- Exercise aim -
Output the data exactly, with every line intact.

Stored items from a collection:
#####

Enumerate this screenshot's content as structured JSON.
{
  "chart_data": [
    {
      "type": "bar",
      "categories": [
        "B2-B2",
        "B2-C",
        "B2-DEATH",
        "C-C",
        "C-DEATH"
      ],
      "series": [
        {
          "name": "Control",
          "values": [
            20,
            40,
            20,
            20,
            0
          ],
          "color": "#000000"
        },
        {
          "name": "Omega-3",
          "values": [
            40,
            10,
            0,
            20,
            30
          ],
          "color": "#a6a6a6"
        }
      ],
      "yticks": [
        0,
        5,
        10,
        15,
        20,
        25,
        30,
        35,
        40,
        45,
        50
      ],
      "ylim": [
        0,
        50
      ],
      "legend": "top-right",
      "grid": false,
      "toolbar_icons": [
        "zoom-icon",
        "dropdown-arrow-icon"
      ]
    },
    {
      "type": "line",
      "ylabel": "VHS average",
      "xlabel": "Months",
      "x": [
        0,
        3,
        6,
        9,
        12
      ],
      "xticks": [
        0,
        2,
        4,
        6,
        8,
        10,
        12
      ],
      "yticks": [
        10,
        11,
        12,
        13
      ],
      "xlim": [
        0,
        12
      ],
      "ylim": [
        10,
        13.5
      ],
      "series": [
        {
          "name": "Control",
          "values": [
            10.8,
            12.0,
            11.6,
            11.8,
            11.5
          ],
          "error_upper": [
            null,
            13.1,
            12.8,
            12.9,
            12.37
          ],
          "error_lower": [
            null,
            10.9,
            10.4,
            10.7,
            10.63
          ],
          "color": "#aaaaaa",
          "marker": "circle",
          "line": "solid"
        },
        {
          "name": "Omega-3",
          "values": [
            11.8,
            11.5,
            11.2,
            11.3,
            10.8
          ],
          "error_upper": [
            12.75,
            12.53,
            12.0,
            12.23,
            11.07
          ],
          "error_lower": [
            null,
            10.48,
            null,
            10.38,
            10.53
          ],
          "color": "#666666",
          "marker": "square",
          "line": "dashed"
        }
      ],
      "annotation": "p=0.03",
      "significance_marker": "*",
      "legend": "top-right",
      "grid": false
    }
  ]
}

#####

- Task output -
Enumerate this screenshot's content as structured JSON.
{
  "chart_data": [
    {
      "type": "bar",
      "categories": [
        "B2-B2",
        "B2-C",
        "B2-DEATH",
        "C-C",
        "C-DEATH"
      ],
      "series": [
        {
          "name": "Control",
          "values": [
            20,
            40,
            20,
            20,
            0
          ],
          "color": "#000000"
        },
        {
          "name": "Omega-3",
          "values": [
            40,
            10,
            0,
            20,
            30
          ],
          "color": "#a6a6a6"
        }
      ],
      "yticks": [
        0,
        5,
        10,
        15,
        20,
        25,
        30,
        35,
        40,
        45,
        50
      ],
      "ylim": [
        0,
        50
      ],
      "legend": "top-right",
      "grid": false,
      "toolbar_icons": [
        "zoom-icon",
        "dropdown-arrow-icon"
      ]
    },
    {
      "type": "line",
      "ylabel": "VHS average",
      "xlabel": "Months",
      "x": [
        0,
        3,
        6,
        9,
        12
      ],
      "xticks": [
        0,
        2,
        4,
        6,
        8,
        10,
        12
      ],
      "yticks": [
        10,
        11,
        12,
        13
      ],
      "xlim": [
        0,
        12
      ],
      "ylim": [
        10,
        13.5
      ],
      "series": [
        {
          "name": "Control",
          "values": [
            10.8,
            12.0,
            11.6,
            11.8,
            11.5
          ],
          "error_upper": [
            null,
            13.1,
            12.8,
            12.9,
            12.37
          ],
          "error_lower": [
            null,
            10.9,
            10.4,
            10.7,
            10.63
          ],
          "color": "#aaaaaa",
          "marker": "circle",
          "line": "solid"
        },
        {
          "name": "Omega-3",
          "values": [
            11.8,
            11.5,
            11.2,
            11.3,
            10.8
          ],
          "error_upper": [
            12.75,
            12.53,
            12.0,
            12.23,
            11.07
          ],
          "error_lower": [
            null,
            10.48,
            null,
            10.38,
            10.53
          ],
          "color": "#666666",
          "marker": "square",
          "line": "dashed"
        }
      ],
      "annotation": "p=0.03",
      "significance_marker": "*",
      "legend": "top-right",
      "grid": false
    }
  ]
}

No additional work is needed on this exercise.